[Work to do] Copy, in full, each line of the material that holds the word "Weed".

[Recorded data]
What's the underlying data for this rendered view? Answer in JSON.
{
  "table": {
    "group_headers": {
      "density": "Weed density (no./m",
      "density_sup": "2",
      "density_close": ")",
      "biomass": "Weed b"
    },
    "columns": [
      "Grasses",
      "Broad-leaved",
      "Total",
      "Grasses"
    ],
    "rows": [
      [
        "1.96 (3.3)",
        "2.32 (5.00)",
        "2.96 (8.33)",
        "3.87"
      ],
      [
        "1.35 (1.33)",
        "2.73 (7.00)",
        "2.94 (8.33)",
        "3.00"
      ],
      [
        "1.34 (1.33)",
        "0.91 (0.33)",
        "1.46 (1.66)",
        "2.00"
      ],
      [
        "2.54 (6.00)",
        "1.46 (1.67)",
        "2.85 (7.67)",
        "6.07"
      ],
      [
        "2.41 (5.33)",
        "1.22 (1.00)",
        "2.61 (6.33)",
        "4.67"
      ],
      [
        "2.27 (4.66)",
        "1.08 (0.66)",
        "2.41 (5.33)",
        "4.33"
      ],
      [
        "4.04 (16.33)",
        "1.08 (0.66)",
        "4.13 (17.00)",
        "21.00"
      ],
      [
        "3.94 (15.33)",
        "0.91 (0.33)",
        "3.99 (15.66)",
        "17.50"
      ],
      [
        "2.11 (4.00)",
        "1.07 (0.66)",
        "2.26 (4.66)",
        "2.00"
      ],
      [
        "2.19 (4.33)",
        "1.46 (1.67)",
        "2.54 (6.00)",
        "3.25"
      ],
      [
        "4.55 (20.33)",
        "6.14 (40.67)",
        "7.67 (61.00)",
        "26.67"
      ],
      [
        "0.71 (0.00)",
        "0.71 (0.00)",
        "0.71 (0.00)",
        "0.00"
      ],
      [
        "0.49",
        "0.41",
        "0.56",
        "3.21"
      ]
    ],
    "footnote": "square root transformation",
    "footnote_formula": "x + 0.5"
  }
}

[Written solution]
      "density": "Weed density (no./m",
      "biomass": "Weed b"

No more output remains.